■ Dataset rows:
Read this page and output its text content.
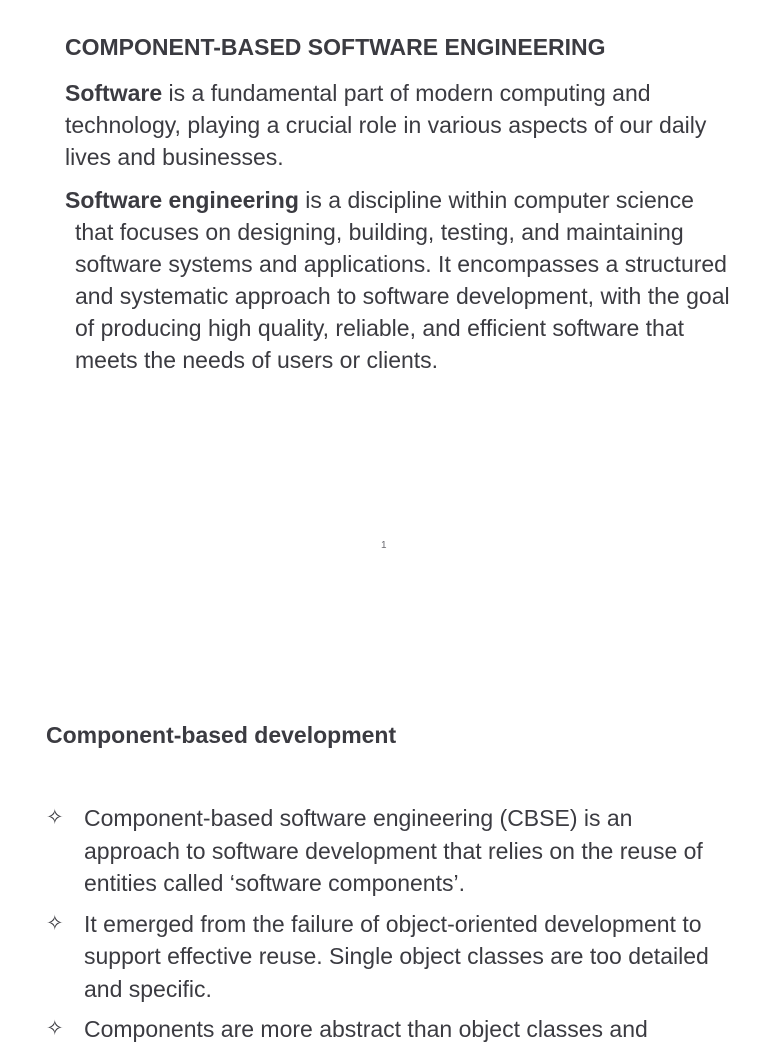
COMPONENT-BASED SOFTWARE ENGINEERING

Software is a fundamental part of modern computing and technology, playing a crucial role in various aspects of our daily lives and businesses.

Software engineering is a discipline within computer science that focuses on designing, building, testing, and maintaining software systems and applications. It encompasses a structured and systematic approach to software development, with the goal of producing high quality, reliable, and efficient software that meets the needs of users or clients.

1
Component-based development
✧ Component-based software engineering (CBSE) is an approach to software development that relies on the reuse of entities called ‘software components’.
✧ It emerged from the failure of object-oriented development to support effective reuse. Single object classes are too detailed and specific.
✧ Components are more abstract than object classes and
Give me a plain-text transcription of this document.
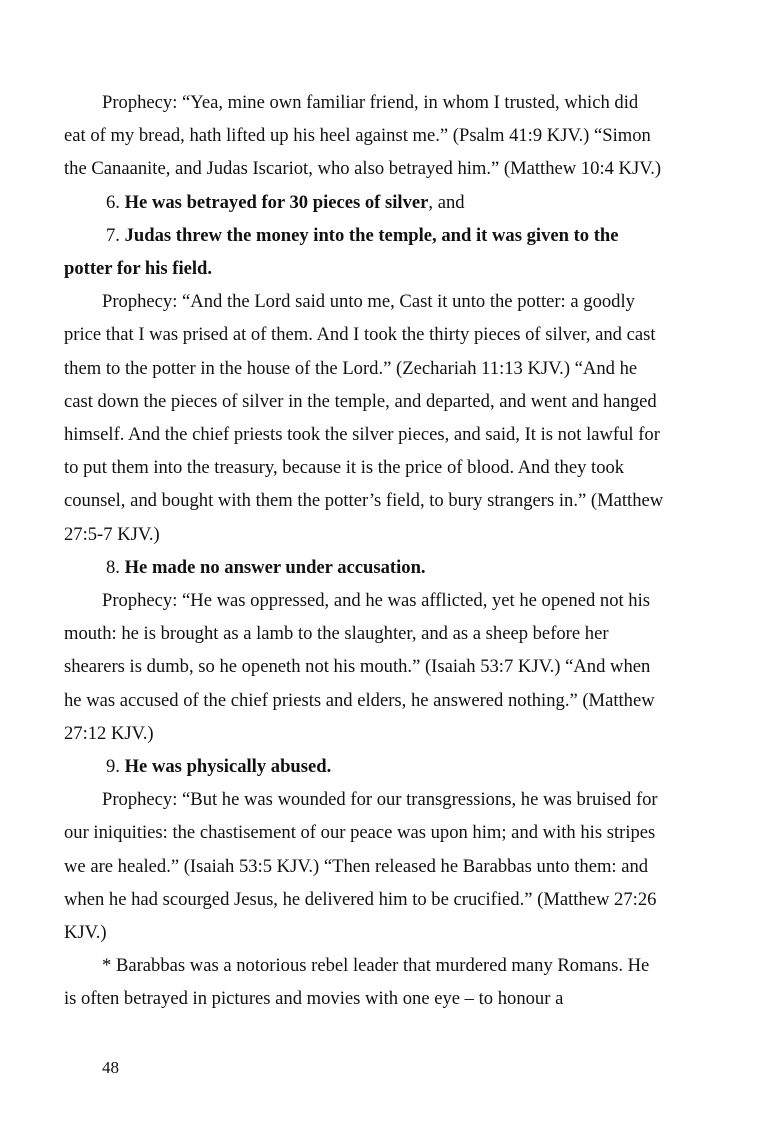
Prophecy: “Yea, mine own familiar friend, in whom I trusted, which did eat of my bread, hath lifted up his heel against me.” (Psalm 41:9 KJV.) “Simon the Canaanite, and Judas Iscariot, who also betrayed him.” (Matthew 10:4 KJV.)

6. He was betrayed for 30 pieces of silver, and

7. Judas threw the money into the temple, and it was given to the potter for his field.

Prophecy: “And the Lord said unto me, Cast it unto the potter: a goodly price that I was prised at of them. And I took the thirty pieces of silver, and cast them to the potter in the house of the Lord.” (Zechariah 11:13 KJV.) “And he cast down the pieces of silver in the temple, and departed, and went and hanged himself. And the chief priests took the silver pieces, and said, It is not lawful for to put them into the treasury, because it is the price of blood. And they took counsel, and bought with them the potter’s field, to bury strangers in.” (Matthew 27:5-7 KJV.)

8. He made no answer under accusation.

Prophecy: “He was oppressed, and he was afflicted, yet he opened not his mouth: he is brought as a lamb to the slaughter, and as a sheep before her shearers is dumb, so he openeth not his mouth.” (Isaiah 53:7 KJV.) “And when he was accused of the chief priests and elders, he answered nothing.” (Matthew 27:12 KJV.)

9. He was physically abused.

Prophecy: “But he was wounded for our transgressions, he was bruised for our iniquities: the chastisement of our peace was upon him; and with his stripes we are healed.” (Isaiah 53:5 KJV.) “Then released he Barabbas unto them: and when he had scourged Jesus, he delivered him to be crucified.” (Matthew 27:26 KJV.)

* Barabbas was a notorious rebel leader that murdered many Romans. He is often betrayed in pictures and movies with one eye – to honour a

48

■ Exercise: Transcribe the records verbatim and omit the images.

■ Response for this exercise:
Read this page and output its text content.
COMPONENT-BASED SOFTWARE ENGINEERING

Software is a fundamental part of modern computing and technology, playing a crucial role in various aspects of our daily lives and businesses.

Software engineering is a discipline within computer science that focuses on designing, building, testing, and maintaining software systems and applications. It encompasses a structured and systematic approach to software development, with the goal of producing high quality, reliable, and efficient software that meets the needs of users or clients.

1
Component-based development
✧ Component-based software engineering (CBSE) is an approach to software development that relies on the reuse of entities called ‘software components’.
✧ It emerged from the failure of object-oriented development to support effective reuse. Single object classes are too detailed and specific.
✧ Components are more abstract than object classes and
Give me a plain-text transcription of this document.
Prophecy: “Yea, mine own familiar friend, in whom I trusted, which did eat of my bread, hath lifted up his heel against me.” (Psalm 41:9 KJV.) “Simon the Canaanite, and Judas Iscariot, who also betrayed him.” (Matthew 10:4 KJV.)

6. He was betrayed for 30 pieces of silver, and

7. Judas threw the money into the temple, and it was given to the potter for his field.

Prophecy: “And the Lord said unto me, Cast it unto the potter: a goodly price that I was prised at of them. And I took the thirty pieces of silver, and cast them to the potter in the house of the Lord.” (Zechariah 11:13 KJV.) “And he cast down the pieces of silver in the temple, and departed, and went and hanged himself. And the chief priests took the silver pieces, and said, It is not lawful for to put them into the treasury, because it is the price of blood. And they took counsel, and bought with them the potter’s field, to bury strangers in.” (Matthew 27:5-7 KJV.)

8. He made no answer under accusation.

Prophecy: “He was oppressed, and he was afflicted, yet he opened not his mouth: he is brought as a lamb to the slaughter, and as a sheep before her shearers is dumb, so he openeth not his mouth.” (Isaiah 53:7 KJV.) “And when he was accused of the chief priests and elders, he answered nothing.” (Matthew 27:12 KJV.)

9. He was physically abused.

Prophecy: “But he was wounded for our transgressions, he was bruised for our iniquities: the chastisement of our peace was upon him; and with his stripes we are healed.” (Isaiah 53:5 KJV.) “Then released he Barabbas unto them: and when he had scourged Jesus, he delivered him to be crucified.” (Matthew 27:26 KJV.)

* Barabbas was a notorious rebel leader that murdered many Romans. He is often betrayed in pictures and movies with one eye – to honour a

48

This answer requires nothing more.